* _Work to be completed_: Output only the lines that run from the line holding "Give me the" to the end of the entries, both ends included, and skip the pictures.

Extracts from a graphics dataset:
:::
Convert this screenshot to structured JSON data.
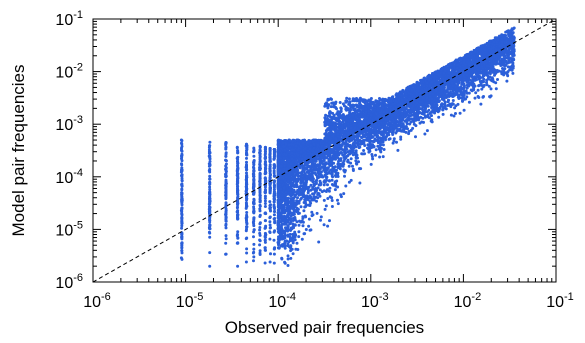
{
  "chart_data": {
    "type": "scatter",
    "xlabel": "Observed pair frequencies",
    "ylabel": "Model pair frequencies",
    "x_scale": "log",
    "y_scale": "log",
    "xlim": [
      1e-06,
      0.1
    ],
    "ylim": [
      1e-06,
      0.1
    ],
    "tick_base": "10",
    "x_tick_exponents": [
      "-6",
      "-5",
      "-4",
      "-3",
      "-2",
      "-1"
    ],
    "y_tick_exponents": [
      "-6",
      "-5",
      "-4",
      "-3",
      "-2",
      "-1"
    ],
    "grid": false,
    "reference_line": {
      "style": "dashed",
      "color": "#000000",
      "from": [
        1e-06,
        1e-06
      ],
      "to": [
        0.1,
        0.1
      ]
    },
    "marker_color": "#2b5fd9",
    "point_count_approx": 9000,
    "low_count_columns_x": [
      9.1e-06,
      1.82e-05,
      2.73e-05,
      3.64e-05,
      4.55e-05,
      5.45e-05,
      6.36e-05,
      7.27e-05,
      8.18e-05,
      9.09e-05,
      0.0001,
      0.000109,
      0.000118,
      0.000127,
      0.000136,
      0.000145
    ],
    "upper_envelope_y_at_low_x": 0.0005,
    "lower_floor_y": 2e-06,
    "max_point": [
      0.03,
      0.025
    ],
    "series": [
      {
        "name": "",
        "description_of_shape": "dense cloud around y=x widening at low observed frequencies"
      }
    ]
  }
}
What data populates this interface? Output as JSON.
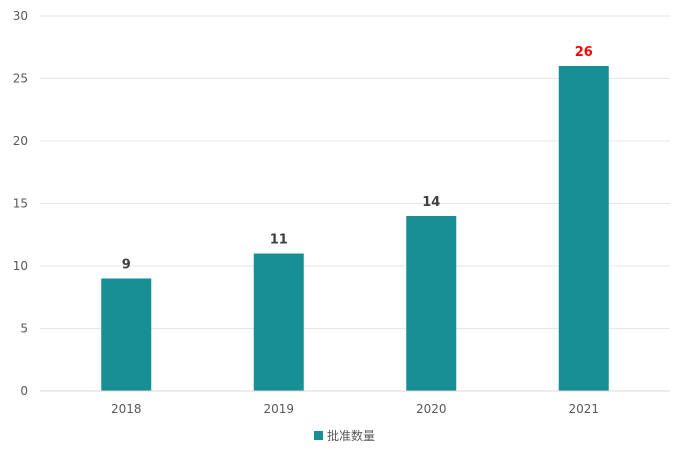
{
  "chart_data": {
    "type": "bar",
    "categories": [
      "2018",
      "2019",
      "2020",
      "2021"
    ],
    "series": [
      {
        "name": "批准数量",
        "values": [
          9,
          11,
          14,
          26
        ]
      }
    ],
    "data_labels": [
      "9",
      "11",
      "14",
      "26"
    ],
    "highlight": {
      "index": 3,
      "color": "#ff0000"
    },
    "label_color": "#404040",
    "bar_color": "#178f94",
    "ylim": [
      0,
      30
    ],
    "y_ticks": [
      0,
      5,
      10,
      15,
      20,
      25,
      30
    ],
    "grid": true,
    "legend": {
      "position": "bottom",
      "entries": [
        "批准数量"
      ]
    }
  }
}
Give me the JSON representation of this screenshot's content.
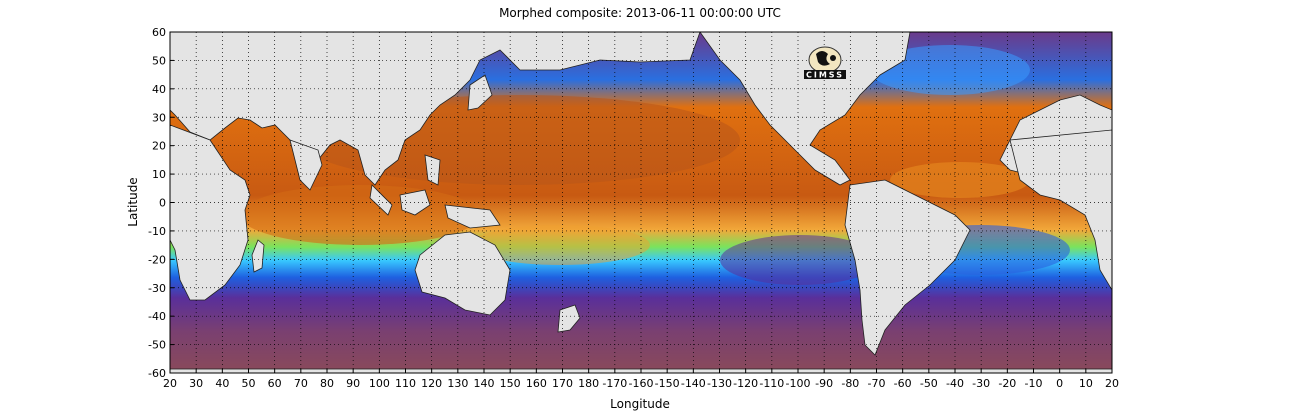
{
  "title": "Morphed composite: 2013-06-11 00:00:00 UTC",
  "xlabel": "Longitude",
  "ylabel": "Latitude",
  "logo": "CIMSS",
  "x_ticks": [
    "20",
    "30",
    "40",
    "50",
    "60",
    "70",
    "80",
    "90",
    "100",
    "110",
    "120",
    "130",
    "140",
    "150",
    "160",
    "170",
    "180",
    "-170",
    "-160",
    "-150",
    "-140",
    "-130",
    "-120",
    "-110",
    "-100",
    "-90",
    "-80",
    "-70",
    "-60",
    "-50",
    "-40",
    "-30",
    "-20",
    "-10",
    "0",
    "10",
    "20"
  ],
  "y_ticks": [
    "60",
    "50",
    "40",
    "30",
    "20",
    "10",
    "0",
    "-10",
    "-20",
    "-30",
    "-40",
    "-50",
    "-60"
  ],
  "colors": {
    "land": "#e4e4e4",
    "dry": "#6b3a8a",
    "low": "#1e6fe0",
    "mid": "#38d0ff",
    "midhigh": "#7be35c",
    "high": "#f0c040",
    "veryhigh": "#e07010",
    "max": "#a85020"
  }
}
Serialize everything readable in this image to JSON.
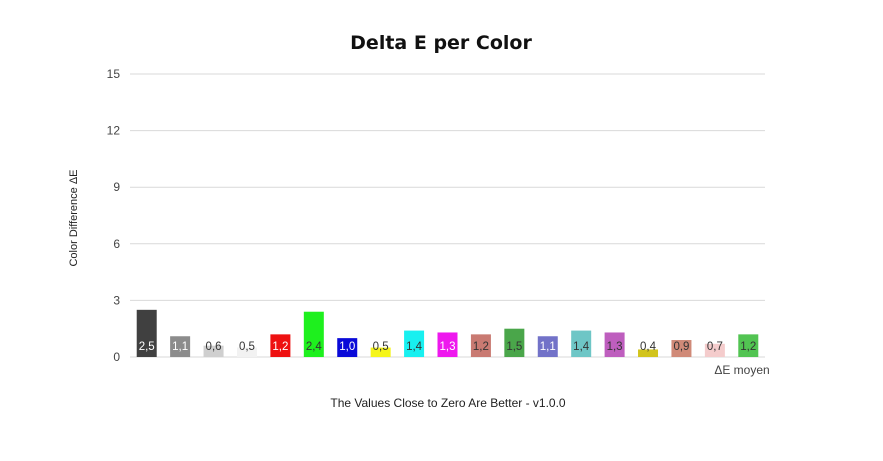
:::
* _Output of the task_:
Give me the JSON representation of this screenshot's content.
{
  "title": "Morphed composite: 2013-06-11 00:00:00 UTC",
  "xlabel": "Longitude",
  "ylabel": "Latitude",
  "logo": "CIMSS",
  "x_ticks": [
    "20",
    "30",
    "40",
    "50",
    "60",
    "70",
    "80",
    "90",
    "100",
    "110",
    "120",
    "130",
    "140",
    "150",
    "160",
    "170",
    "180",
    "-170",
    "-160",
    "-150",
    "-140",
    "-130",
    "-120",
    "-110",
    "-100",
    "-90",
    "-80",
    "-70",
    "-60",
    "-50",
    "-40",
    "-30",
    "-20",
    "-10",
    "0",
    "10",
    "20"
  ],
  "y_ticks": [
    "60",
    "50",
    "40",
    "30",
    "20",
    "10",
    "0",
    "-10",
    "-20",
    "-30",
    "-40",
    "-50",
    "-60"
  ],
  "colors": {
    "land": "#e4e4e4",
    "dry": "#6b3a8a",
    "low": "#1e6fe0",
    "mid": "#38d0ff",
    "midhigh": "#7be35c",
    "high": "#f0c040",
    "veryhigh": "#e07010",
    "max": "#a85020"
  }
}
Serialize everything readable in this image to JSON.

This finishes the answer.